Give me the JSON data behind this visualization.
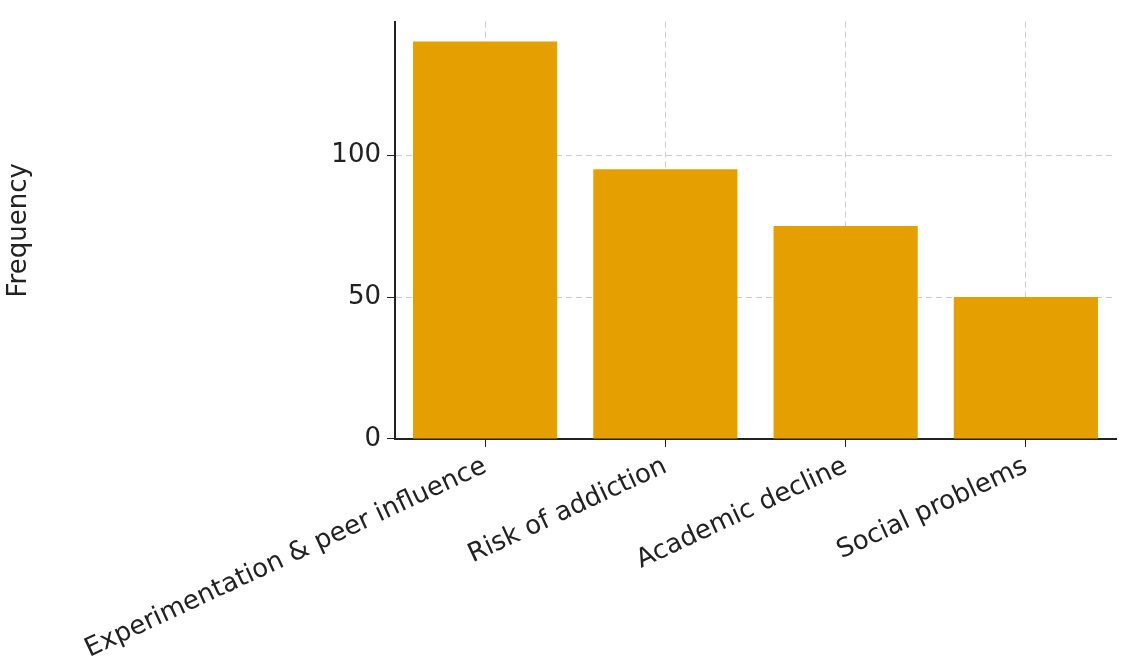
{
  "chart_data": {
    "type": "bar",
    "ylabel": "Frequency",
    "categories": [
      "Experimentation & peer influence",
      "Risk of addiction",
      "Academic decline",
      "Social problems"
    ],
    "values": [
      140,
      95,
      75,
      50
    ],
    "color": "#e5a000",
    "ylim": [
      0,
      147
    ],
    "yticks": [
      0,
      50,
      100
    ],
    "grid": true,
    "legend": false
  }
}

Aim >>
From the data above, write out everything exactly except the pictures.

Output below >>
Give me the JSON data behind this visualization.
{
  "chart_data": {
    "type": "bar",
    "ylabel": "Frequency",
    "categories": [
      "Experimentation & peer influence",
      "Risk of addiction",
      "Academic decline",
      "Social problems"
    ],
    "values": [
      140,
      95,
      75,
      50
    ],
    "color": "#e5a000",
    "ylim": [
      0,
      147
    ],
    "yticks": [
      0,
      50,
      100
    ],
    "grid": true,
    "legend": false
  }
}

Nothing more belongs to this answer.